Exclude the pictures, then copy all remaining records exactly.

--- start DATA FOR THIS EXERCISE ---

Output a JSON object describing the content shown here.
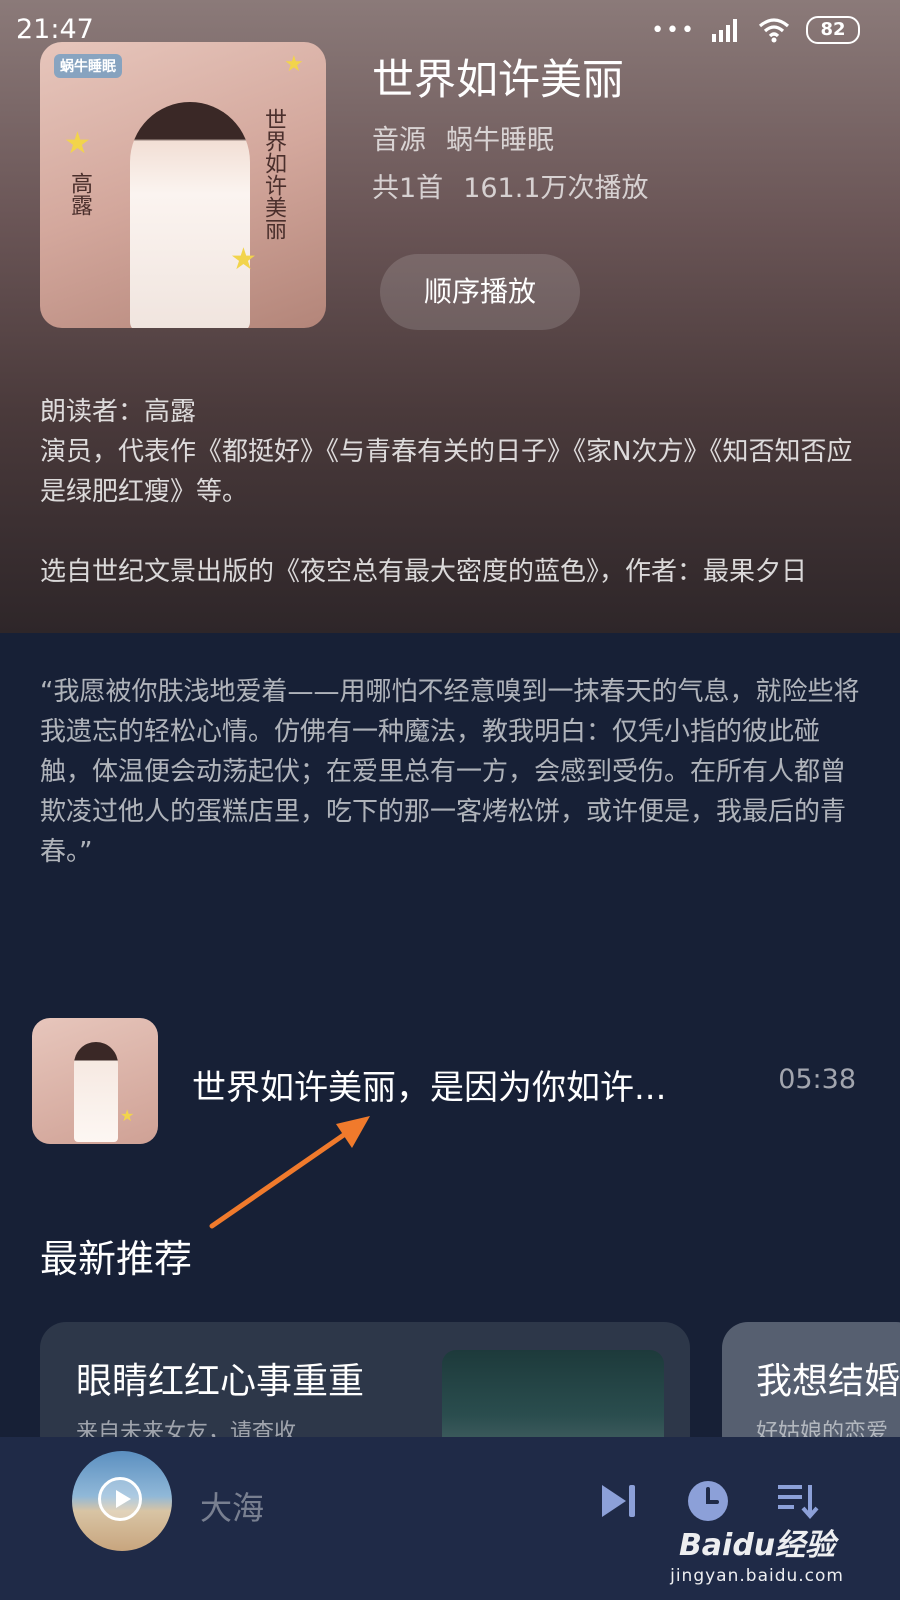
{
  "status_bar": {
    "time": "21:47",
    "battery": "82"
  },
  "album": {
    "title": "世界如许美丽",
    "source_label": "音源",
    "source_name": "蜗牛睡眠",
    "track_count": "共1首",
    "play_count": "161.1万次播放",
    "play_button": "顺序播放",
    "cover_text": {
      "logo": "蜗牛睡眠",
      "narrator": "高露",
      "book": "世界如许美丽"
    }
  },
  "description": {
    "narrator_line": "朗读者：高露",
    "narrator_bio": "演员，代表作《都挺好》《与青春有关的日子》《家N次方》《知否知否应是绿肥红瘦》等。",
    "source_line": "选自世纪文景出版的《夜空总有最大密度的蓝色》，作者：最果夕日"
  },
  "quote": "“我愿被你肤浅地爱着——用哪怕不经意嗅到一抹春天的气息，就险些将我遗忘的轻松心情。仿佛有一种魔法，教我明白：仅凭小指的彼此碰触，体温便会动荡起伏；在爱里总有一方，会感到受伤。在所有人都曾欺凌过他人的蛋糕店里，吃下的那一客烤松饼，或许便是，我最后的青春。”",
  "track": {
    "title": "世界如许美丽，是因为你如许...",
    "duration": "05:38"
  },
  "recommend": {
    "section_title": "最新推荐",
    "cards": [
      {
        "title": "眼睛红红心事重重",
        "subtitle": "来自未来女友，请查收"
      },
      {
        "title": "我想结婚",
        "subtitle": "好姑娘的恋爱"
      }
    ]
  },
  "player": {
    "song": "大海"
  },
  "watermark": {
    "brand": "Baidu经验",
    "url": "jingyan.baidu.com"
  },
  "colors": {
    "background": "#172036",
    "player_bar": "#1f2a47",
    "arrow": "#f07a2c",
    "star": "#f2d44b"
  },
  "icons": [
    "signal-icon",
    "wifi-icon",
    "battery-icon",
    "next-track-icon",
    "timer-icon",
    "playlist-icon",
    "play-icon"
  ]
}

--- end DATA FOR THIS EXERCISE ---

§ **RESPONSE TO THIS EXERCISE**
Output a JSON object describing the content shown here.
{
  "status_bar": {
    "time": "21:47",
    "battery": "82"
  },
  "album": {
    "title": "世界如许美丽",
    "source_label": "音源",
    "source_name": "蜗牛睡眠",
    "track_count": "共1首",
    "play_count": "161.1万次播放",
    "play_button": "顺序播放",
    "cover_text": {
      "logo": "蜗牛睡眠",
      "narrator": "高露",
      "book": "世界如许美丽"
    }
  },
  "description": {
    "narrator_line": "朗读者：高露",
    "narrator_bio": "演员，代表作《都挺好》《与青春有关的日子》《家N次方》《知否知否应是绿肥红瘦》等。",
    "source_line": "选自世纪文景出版的《夜空总有最大密度的蓝色》，作者：最果夕日"
  },
  "quote": "“我愿被你肤浅地爱着——用哪怕不经意嗅到一抹春天的气息，就险些将我遗忘的轻松心情。仿佛有一种魔法，教我明白：仅凭小指的彼此碰触，体温便会动荡起伏；在爱里总有一方，会感到受伤。在所有人都曾欺凌过他人的蛋糕店里，吃下的那一客烤松饼，或许便是，我最后的青春。”",
  "track": {
    "title": "世界如许美丽，是因为你如许...",
    "duration": "05:38"
  },
  "recommend": {
    "section_title": "最新推荐",
    "cards": [
      {
        "title": "眼睛红红心事重重",
        "subtitle": "来自未来女友，请查收"
      },
      {
        "title": "我想结婚",
        "subtitle": "好姑娘的恋爱"
      }
    ]
  },
  "player": {
    "song": "大海"
  },
  "watermark": {
    "brand": "Baidu经验",
    "url": "jingyan.baidu.com"
  },
  "colors": {
    "background": "#172036",
    "player_bar": "#1f2a47",
    "arrow": "#f07a2c",
    "star": "#f2d44b"
  },
  "icons": [
    "signal-icon",
    "wifi-icon",
    "battery-icon",
    "next-track-icon",
    "timer-icon",
    "playlist-icon",
    "play-icon"
  ]
}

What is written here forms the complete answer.